## What you have to do
From the listing below, extract each line containing the string "гражданского".

Source records
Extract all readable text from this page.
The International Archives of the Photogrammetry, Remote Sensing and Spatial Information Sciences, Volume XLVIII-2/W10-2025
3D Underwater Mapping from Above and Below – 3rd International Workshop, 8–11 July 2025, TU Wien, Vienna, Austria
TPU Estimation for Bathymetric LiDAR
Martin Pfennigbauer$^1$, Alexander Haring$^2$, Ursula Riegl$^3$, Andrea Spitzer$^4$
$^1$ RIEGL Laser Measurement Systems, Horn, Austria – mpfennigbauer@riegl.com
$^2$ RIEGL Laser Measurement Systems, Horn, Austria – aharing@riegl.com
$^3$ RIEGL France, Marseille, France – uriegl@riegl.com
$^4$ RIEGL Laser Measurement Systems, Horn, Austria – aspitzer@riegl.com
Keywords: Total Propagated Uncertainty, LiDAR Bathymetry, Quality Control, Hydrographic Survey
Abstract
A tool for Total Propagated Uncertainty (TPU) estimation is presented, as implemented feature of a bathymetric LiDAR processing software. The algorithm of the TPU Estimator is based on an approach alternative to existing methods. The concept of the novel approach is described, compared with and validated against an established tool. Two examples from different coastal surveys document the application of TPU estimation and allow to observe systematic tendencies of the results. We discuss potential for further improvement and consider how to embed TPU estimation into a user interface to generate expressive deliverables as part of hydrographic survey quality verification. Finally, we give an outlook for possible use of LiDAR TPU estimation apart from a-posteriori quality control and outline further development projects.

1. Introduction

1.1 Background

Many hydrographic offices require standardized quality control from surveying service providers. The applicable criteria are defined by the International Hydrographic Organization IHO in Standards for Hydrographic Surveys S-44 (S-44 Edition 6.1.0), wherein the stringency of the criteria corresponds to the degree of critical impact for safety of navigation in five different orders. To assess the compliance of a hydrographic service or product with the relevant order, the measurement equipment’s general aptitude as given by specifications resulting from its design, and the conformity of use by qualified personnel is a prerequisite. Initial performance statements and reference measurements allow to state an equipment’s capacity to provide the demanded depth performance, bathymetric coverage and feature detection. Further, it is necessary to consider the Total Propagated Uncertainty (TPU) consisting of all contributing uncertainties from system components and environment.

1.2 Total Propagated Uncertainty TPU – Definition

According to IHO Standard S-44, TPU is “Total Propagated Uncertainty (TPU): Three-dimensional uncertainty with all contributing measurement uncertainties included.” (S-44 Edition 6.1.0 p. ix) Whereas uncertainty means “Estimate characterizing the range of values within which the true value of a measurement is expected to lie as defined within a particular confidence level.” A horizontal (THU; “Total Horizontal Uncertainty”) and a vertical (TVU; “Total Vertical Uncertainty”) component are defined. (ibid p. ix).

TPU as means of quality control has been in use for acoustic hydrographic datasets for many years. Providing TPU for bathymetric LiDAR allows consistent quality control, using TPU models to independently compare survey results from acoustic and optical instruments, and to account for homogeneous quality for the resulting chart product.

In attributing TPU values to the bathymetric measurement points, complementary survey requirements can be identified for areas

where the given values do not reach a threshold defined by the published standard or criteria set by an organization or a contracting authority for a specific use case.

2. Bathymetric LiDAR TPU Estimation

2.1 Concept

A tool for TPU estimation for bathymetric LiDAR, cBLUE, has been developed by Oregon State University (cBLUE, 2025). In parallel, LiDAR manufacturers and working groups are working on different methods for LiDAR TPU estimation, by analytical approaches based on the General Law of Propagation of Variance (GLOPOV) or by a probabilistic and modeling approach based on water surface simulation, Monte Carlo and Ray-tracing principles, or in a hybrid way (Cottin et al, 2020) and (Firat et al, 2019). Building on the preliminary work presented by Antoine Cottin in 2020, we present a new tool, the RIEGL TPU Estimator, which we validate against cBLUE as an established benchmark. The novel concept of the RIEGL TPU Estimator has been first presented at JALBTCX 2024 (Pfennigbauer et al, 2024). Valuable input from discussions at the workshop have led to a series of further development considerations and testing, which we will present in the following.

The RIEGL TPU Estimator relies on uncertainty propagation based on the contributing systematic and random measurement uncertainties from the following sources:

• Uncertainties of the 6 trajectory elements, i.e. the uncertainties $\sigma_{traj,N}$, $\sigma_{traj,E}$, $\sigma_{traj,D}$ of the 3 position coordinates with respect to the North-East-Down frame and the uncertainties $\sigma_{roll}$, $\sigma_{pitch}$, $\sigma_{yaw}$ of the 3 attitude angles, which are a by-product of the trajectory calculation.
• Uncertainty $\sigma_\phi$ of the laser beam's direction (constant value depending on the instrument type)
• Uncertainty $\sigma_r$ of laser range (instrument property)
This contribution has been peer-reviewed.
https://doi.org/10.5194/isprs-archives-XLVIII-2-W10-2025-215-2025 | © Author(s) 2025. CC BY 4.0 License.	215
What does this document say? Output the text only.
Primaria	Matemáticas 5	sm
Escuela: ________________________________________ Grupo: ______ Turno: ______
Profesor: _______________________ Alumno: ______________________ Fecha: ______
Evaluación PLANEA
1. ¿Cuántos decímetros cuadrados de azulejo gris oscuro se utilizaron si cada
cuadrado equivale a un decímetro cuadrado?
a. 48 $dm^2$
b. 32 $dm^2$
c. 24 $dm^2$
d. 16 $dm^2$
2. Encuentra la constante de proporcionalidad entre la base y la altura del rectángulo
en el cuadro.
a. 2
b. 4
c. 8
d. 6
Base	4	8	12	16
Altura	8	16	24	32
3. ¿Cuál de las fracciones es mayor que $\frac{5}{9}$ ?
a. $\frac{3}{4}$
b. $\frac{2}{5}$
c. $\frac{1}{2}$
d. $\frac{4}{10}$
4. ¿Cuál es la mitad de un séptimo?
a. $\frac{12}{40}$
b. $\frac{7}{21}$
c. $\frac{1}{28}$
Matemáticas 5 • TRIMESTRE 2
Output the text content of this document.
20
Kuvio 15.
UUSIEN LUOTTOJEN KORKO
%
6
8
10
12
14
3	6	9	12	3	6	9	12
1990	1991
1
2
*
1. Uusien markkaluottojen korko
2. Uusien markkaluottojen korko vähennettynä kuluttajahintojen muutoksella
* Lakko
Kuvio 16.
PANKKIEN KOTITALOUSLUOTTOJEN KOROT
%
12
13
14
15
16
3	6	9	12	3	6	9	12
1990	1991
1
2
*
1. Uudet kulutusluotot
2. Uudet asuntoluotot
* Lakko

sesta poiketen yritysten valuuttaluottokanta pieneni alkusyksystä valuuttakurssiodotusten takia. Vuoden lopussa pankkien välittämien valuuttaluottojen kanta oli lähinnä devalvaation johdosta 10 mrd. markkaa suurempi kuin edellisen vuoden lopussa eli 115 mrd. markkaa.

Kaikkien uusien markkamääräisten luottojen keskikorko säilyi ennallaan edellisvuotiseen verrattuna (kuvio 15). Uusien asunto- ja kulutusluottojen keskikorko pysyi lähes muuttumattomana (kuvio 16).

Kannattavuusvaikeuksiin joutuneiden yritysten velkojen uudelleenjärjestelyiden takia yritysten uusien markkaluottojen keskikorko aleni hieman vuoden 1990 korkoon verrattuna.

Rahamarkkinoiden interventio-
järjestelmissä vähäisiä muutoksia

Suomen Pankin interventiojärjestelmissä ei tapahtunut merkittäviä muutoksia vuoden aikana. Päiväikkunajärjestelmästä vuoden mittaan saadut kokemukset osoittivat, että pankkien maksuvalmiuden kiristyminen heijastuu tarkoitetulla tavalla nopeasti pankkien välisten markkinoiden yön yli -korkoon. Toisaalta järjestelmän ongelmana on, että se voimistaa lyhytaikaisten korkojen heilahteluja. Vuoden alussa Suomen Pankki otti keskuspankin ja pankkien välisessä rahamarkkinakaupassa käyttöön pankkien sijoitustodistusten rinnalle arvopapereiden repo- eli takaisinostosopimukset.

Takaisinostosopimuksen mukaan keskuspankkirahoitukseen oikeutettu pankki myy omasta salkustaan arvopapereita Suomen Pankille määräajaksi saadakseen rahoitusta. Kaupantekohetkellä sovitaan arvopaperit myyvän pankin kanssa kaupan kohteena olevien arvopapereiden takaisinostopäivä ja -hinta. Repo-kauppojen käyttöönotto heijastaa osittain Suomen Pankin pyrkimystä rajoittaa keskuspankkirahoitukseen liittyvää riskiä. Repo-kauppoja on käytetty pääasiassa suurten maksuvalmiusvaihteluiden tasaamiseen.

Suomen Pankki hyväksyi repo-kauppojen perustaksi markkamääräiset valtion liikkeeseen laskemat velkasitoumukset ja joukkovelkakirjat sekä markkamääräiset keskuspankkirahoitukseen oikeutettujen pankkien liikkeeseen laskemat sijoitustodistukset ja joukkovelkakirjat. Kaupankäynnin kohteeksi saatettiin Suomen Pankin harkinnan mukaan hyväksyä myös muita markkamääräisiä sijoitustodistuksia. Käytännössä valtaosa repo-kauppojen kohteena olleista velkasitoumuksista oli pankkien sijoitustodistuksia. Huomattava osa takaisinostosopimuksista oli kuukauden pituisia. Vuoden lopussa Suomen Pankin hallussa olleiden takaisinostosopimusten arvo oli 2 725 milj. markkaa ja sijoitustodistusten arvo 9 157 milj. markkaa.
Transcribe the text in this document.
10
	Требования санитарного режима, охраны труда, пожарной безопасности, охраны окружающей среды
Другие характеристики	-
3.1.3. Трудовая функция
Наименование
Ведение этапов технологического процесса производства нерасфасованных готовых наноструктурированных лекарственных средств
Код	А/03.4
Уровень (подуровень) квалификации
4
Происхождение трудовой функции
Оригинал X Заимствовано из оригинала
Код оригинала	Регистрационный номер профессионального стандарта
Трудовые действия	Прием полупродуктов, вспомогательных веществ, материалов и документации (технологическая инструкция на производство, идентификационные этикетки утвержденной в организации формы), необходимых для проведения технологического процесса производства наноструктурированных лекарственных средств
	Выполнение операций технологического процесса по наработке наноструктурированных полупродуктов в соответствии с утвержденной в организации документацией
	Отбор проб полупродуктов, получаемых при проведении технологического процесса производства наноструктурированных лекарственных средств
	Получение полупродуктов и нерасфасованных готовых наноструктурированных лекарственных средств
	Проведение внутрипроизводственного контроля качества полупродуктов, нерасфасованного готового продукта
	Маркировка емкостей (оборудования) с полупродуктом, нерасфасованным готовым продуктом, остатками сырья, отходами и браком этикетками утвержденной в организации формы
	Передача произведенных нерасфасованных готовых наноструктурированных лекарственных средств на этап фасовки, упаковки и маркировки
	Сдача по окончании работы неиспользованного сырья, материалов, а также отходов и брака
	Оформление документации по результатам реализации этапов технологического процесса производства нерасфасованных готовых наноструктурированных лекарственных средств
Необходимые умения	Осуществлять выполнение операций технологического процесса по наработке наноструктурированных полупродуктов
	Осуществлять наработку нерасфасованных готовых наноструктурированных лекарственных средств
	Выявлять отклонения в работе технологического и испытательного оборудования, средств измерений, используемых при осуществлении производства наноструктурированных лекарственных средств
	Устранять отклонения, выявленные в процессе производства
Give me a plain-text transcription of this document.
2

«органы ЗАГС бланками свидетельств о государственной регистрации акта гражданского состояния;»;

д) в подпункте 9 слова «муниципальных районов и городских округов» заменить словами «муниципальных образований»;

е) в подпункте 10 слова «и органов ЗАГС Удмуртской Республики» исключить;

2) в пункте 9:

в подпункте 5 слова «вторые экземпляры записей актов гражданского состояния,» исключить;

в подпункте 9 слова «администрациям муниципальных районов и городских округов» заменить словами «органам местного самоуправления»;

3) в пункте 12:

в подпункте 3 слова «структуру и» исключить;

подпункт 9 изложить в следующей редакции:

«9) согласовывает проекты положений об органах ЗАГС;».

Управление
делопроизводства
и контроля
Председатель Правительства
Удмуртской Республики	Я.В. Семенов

## Answer to the problem
«органы ЗАГС бланками свидетельств о государственной регистрации акта гражданского состояния;»;
в подпункте 5 слова «вторые экземпляры записей актов гражданского состояния,» исключить;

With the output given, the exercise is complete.